#### [Vorliegender Auszug]
VI. keine Strafaussetzung zur Bewährung
205
Bei dem Angeklagten …, gegen den eine Freiheitsstrafe von 3 Jahren verhängt wurde, kam schon von Gesetzes wegen eine Strafaussetzung zur Bewährung nicht mehr in Betracht.
206
Eine Strafaussetzung zur Bewährung nach § 56 Abs. 1, Abs. 2 StGB kam vorliegend auch bei der Angeklagten … nicht in Betracht. Die Sozialprognose der Angeklagten … ist durchweg als ungünstig zu bewerten.
207
Für eine positive Sozialprognose spricht vorliegend lediglich, dass die Angeklagte bislang nicht vorbestraft ist und sich bereits fünfeinhalb Monate in Untersuchungshaft befand. Hierbei handelt es sich um den ersten Aufenthalt der Angeklagten … in Haft und die erste Verurteilung überhaupt.
208
Gegen eine positive Sozialprognose spricht vorliegend jedoch, dass die Angeklagte … sich zumindest nicht über die rechtlichen Rahmenbedingungen in der Bundesrepublik Deutschland informierte, soweit sie in der Bundesrepublik Deutschland nicht einwohnerrechtlich amtlich gemeldet, nicht als Prostituierte nach § 3 Abs. 1 ProstSchG angemeldet und mit der Erbringung ihrer sexuellen Dienstleistungen gegen die zur Bekämpfung der Covid-19 Pandemie verhängten Lockdown-Bestimmungen verstoßen hat. Zudem hat die Angeklagte … auch gegen die Kondompflicht nach § 32 Abs. 1 ProstSchG verstoßen. Auch steuerrechtlich war sie nicht in der Bundesrepublik Deutschland angemeldet.
209
Daneben hat sie sich jedoch auch über die deutsche Rechtsordnung teils bewusst hinweggesetzt: Sie hat sich für die Dauer von mindestens knapp zwei Monaten, nämlich zumindest wenige Tage vor der Tat am 27.11.2020 bis zu ihrer vorläufigen Festnahme am 18.01.2021, illegal in der Bundesrepublik Deutschland aufgehalten und ohne Arbeitserlaubnis gearbeitet, obwohl ihr Antrag auf Erteilung einer Aufenthalts- und Arbeitserlaubnis in der Bundesrepublik Deutschland bereits in der Vergangenheit abgelehnt worden war. Auch einen neuerlichen Antrag auf Erteilung einer Aufenthalts- und Arbeitserlaubnis für die Bundesrepublik Deutschland hat sie nicht gestellt. Sie hat sich somit über die ablehnende Verbescheidung ihres Antrags auf Erteilung einer Aufenthaltserlaubnis für die Bundesrepublik Deutschland hinweggesetzt. Darüber hinaus war die Angeklagte … in dem Glauben, Prostitution sei in der Bundesrepublik Deutschland ausnahmslos verboten und hat dennoch die Prostitution ausgeübt.

#### [Aufgabenstellung]
Entscheide für jede der Aussagen (a), (b) und (c) mit Ja oder Nein, ob sie mit dem Auszug übereinstimmt, und zitiere dazu die entscheidenden Worte des Auszugs wörtlich. (a) Die Angeklagte war vor diesem Verfahren bereits vorbestraft. (b) Die Angeklagte befand sich fünfeinhalb Monate in Untersuchungshaft. (c) Die Angeklagte hat einen neuen Antrag auf Erteilung einer Aufenthalts- und Arbeitserlaubnis gestellt.

#### [Bereitgestelltes Material]
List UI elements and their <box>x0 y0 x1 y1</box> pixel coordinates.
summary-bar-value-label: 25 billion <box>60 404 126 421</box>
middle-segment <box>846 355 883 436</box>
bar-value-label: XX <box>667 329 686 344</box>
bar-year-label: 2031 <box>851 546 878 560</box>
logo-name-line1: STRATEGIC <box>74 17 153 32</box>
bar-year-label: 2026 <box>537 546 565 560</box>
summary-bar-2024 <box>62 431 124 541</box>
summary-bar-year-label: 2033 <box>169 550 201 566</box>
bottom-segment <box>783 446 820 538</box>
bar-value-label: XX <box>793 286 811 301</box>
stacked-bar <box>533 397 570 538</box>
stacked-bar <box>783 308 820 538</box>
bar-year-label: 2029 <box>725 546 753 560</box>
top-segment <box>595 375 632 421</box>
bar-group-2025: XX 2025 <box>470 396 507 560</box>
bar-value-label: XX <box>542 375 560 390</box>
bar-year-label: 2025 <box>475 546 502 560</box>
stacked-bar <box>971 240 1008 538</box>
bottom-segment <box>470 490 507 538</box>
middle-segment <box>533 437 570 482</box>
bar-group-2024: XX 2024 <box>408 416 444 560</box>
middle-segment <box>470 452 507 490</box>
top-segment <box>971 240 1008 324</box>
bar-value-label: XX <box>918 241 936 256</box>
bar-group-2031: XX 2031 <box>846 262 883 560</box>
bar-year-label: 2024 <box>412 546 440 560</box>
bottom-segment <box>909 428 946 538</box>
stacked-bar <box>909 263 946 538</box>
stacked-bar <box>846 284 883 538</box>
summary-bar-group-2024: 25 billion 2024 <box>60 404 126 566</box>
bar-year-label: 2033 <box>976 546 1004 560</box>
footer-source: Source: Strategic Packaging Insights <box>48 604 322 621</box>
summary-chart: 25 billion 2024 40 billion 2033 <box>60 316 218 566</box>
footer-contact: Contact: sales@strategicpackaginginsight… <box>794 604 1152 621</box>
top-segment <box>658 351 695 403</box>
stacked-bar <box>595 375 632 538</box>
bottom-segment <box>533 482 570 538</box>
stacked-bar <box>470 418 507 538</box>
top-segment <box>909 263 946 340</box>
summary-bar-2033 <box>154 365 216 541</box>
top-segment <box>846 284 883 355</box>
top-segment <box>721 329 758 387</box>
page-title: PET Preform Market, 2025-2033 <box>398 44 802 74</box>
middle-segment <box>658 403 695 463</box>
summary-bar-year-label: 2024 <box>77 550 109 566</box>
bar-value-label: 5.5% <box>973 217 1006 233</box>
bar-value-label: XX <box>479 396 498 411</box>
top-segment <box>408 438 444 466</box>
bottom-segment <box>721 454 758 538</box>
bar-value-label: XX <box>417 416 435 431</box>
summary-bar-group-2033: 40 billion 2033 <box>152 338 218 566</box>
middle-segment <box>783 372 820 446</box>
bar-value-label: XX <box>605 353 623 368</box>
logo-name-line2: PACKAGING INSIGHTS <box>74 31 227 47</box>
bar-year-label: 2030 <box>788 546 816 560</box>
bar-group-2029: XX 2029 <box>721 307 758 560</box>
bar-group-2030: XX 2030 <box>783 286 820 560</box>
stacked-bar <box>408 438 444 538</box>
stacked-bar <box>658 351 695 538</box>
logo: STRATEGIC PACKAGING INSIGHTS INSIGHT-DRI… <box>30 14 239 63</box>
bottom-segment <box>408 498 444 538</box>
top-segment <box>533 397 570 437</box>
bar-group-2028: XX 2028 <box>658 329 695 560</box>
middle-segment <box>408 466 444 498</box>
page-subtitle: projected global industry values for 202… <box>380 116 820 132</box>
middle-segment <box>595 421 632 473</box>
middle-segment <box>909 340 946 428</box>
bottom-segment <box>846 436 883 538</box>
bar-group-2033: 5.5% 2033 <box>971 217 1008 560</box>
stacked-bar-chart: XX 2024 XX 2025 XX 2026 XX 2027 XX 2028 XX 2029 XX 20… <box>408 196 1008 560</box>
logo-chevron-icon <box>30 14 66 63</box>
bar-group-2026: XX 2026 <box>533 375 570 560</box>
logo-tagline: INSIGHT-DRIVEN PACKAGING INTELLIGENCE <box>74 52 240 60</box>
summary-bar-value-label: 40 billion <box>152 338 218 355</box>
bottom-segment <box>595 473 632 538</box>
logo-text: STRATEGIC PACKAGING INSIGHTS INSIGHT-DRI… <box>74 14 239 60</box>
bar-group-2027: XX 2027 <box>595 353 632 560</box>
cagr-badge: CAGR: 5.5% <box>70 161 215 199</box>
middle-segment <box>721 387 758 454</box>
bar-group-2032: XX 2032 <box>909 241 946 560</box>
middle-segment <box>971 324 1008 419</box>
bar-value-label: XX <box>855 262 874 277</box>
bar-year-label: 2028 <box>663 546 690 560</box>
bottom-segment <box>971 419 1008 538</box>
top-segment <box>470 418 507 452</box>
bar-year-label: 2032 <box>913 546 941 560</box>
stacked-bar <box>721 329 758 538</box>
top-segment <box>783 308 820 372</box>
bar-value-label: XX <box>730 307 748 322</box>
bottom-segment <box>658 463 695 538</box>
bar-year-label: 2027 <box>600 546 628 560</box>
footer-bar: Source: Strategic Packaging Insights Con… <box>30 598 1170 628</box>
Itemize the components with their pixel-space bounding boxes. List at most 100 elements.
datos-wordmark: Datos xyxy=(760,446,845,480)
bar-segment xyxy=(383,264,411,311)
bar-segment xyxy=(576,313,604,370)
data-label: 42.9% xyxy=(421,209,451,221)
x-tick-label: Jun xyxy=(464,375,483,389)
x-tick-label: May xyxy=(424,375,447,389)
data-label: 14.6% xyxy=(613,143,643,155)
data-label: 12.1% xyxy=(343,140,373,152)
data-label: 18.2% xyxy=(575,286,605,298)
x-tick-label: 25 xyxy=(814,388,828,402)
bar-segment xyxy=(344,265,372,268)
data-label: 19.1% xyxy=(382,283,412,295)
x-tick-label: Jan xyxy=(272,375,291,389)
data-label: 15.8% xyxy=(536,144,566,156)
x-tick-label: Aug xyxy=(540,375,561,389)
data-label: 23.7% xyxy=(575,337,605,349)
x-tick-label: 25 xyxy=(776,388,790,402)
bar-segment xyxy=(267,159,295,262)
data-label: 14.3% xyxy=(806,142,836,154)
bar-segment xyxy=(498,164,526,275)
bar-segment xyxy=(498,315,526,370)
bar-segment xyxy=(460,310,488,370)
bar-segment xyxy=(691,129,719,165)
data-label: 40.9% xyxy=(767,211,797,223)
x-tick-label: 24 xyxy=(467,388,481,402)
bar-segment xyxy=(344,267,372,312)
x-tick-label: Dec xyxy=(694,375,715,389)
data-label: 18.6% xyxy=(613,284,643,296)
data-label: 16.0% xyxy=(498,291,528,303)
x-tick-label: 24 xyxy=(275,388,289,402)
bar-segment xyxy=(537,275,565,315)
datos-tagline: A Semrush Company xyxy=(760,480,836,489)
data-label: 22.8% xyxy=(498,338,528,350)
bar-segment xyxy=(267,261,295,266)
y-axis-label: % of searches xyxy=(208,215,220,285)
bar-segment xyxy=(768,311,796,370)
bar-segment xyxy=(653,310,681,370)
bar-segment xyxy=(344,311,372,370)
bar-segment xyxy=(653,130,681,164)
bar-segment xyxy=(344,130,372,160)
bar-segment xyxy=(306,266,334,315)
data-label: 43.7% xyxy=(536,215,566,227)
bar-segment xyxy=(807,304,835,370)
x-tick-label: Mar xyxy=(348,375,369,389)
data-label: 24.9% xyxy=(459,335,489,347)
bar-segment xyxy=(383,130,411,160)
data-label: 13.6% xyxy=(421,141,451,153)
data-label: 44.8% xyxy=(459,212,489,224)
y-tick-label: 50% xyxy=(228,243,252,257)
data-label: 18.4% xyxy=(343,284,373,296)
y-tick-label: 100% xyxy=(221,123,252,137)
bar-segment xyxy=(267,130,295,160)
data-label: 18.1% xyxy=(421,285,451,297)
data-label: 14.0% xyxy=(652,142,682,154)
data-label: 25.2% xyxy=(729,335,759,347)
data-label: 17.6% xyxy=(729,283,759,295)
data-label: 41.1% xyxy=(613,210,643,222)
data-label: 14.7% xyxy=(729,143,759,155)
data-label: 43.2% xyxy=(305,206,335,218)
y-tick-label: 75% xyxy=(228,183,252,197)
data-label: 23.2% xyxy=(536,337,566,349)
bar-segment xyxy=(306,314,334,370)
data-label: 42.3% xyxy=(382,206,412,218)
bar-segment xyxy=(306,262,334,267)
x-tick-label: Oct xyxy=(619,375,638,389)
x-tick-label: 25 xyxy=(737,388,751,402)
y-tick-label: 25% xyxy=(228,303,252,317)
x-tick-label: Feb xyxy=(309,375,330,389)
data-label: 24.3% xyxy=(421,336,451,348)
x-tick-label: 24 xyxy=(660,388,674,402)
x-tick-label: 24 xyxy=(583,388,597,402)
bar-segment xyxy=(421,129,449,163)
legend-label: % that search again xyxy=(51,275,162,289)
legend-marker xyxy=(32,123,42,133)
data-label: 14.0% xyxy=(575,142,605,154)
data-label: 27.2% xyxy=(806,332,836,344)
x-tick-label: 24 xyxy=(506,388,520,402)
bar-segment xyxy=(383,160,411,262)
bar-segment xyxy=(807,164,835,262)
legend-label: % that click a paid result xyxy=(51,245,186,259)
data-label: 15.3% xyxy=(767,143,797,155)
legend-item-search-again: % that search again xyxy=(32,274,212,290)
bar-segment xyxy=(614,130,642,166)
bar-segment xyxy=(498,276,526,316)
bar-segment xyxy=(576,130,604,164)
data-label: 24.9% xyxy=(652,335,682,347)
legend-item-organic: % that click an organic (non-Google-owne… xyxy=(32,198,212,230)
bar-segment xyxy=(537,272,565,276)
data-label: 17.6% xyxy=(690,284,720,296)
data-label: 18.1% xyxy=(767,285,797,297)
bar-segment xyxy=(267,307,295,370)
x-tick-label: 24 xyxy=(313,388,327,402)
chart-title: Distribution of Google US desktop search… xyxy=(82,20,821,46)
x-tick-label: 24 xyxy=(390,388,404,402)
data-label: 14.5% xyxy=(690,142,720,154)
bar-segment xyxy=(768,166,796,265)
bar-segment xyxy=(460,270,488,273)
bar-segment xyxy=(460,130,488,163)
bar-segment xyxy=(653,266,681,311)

#### [Schriftliche Antwort]
(a) Nein: „dass die Angeklagte bislang nicht vorbestraft ist“
(b) Ja: „sich bereits fünfeinhalb Monate in Untersuchungshaft befand“
(c) Nein: „Auch einen neuerlichen Antrag auf Erteilung einer Aufenthalts- und Arbeitserlaubnis für die Bundesrepublik Deutschland hat sie nicht gestellt.“